» **Exercise details**
Find each line with the word "this" in it, then give the total alone.

» **Dataset items**
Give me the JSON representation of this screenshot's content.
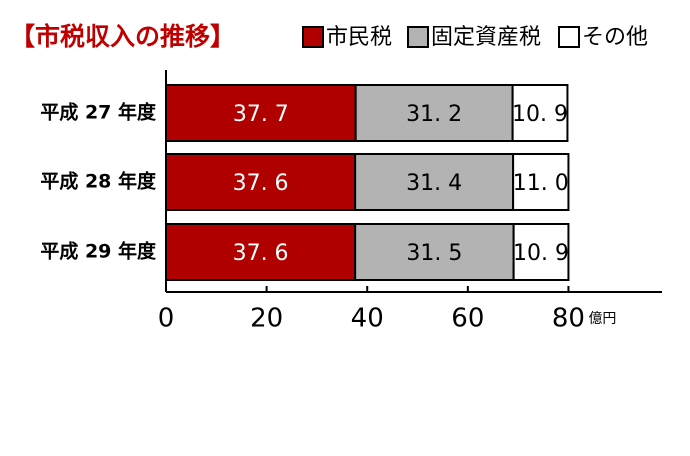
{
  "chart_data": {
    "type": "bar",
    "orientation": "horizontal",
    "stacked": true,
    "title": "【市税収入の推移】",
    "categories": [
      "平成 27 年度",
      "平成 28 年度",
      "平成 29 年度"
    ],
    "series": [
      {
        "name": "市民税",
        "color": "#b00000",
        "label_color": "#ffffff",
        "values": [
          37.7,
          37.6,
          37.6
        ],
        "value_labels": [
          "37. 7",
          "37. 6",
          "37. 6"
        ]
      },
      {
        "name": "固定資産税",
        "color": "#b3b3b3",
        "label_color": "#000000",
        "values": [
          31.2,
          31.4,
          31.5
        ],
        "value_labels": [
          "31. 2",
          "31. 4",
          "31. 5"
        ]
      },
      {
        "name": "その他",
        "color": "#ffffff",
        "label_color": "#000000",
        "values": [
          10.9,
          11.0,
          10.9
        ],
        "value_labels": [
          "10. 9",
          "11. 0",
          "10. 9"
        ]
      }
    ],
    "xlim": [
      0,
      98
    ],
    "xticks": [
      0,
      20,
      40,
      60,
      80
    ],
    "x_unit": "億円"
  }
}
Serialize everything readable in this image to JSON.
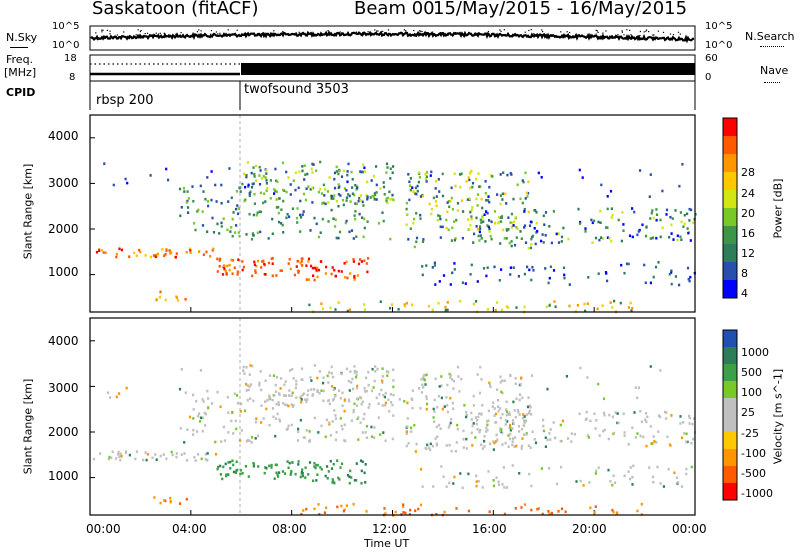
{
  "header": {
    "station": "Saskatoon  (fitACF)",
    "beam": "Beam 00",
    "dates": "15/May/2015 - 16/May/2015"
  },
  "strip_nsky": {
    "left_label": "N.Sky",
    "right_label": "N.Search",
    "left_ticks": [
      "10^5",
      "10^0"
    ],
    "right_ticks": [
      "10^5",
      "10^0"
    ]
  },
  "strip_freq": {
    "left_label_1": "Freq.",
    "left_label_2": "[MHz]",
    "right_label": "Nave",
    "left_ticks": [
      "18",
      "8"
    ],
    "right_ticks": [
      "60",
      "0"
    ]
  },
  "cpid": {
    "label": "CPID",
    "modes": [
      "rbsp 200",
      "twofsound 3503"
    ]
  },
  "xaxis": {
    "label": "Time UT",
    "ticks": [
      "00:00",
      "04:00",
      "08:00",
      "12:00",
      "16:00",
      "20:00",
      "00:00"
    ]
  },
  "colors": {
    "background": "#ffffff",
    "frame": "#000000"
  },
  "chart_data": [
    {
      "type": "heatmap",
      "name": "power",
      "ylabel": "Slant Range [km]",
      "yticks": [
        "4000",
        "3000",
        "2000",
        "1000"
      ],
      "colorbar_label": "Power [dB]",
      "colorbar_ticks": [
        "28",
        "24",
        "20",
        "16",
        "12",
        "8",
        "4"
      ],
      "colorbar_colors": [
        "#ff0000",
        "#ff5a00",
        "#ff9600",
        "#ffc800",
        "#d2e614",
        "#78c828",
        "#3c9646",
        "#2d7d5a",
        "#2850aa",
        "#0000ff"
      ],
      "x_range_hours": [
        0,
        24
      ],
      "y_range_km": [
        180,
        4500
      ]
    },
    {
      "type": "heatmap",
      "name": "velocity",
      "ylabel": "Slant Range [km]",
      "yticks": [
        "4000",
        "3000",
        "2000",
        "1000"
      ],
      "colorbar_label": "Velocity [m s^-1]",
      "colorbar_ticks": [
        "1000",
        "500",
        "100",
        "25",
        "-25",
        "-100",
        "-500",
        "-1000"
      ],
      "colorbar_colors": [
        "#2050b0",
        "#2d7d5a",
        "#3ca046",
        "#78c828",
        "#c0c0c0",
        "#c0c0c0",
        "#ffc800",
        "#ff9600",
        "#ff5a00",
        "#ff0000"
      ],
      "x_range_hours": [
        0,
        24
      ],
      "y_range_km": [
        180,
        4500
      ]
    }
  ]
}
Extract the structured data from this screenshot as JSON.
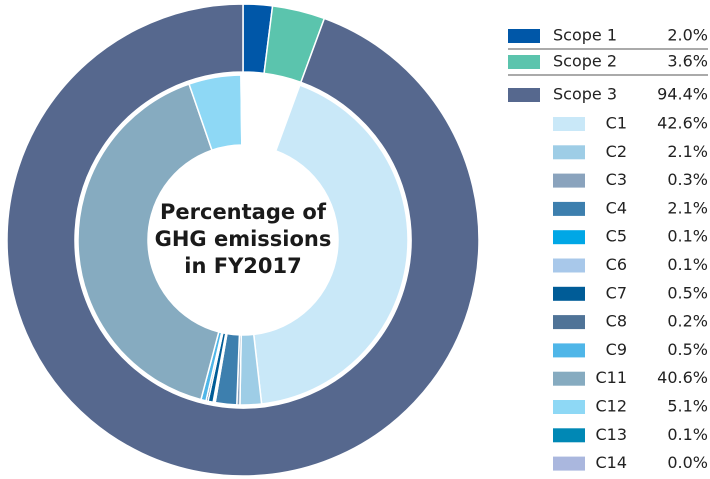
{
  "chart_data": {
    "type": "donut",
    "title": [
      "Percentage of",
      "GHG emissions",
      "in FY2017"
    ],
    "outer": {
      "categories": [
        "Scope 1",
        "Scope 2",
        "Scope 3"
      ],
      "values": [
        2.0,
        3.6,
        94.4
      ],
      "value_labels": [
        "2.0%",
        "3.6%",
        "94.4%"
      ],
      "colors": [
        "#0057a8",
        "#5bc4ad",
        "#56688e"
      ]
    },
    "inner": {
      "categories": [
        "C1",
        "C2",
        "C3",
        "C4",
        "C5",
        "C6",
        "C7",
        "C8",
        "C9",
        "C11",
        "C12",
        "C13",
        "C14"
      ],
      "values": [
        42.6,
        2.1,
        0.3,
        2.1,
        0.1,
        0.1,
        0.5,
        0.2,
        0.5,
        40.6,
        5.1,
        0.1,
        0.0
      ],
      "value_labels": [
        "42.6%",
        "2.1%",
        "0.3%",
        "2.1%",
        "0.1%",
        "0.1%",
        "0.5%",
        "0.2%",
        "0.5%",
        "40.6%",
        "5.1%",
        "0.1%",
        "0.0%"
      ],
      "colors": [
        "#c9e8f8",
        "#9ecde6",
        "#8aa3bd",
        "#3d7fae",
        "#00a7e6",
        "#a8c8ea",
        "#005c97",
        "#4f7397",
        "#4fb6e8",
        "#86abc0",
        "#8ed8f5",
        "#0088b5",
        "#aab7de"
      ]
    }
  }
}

» **Complete answer**
3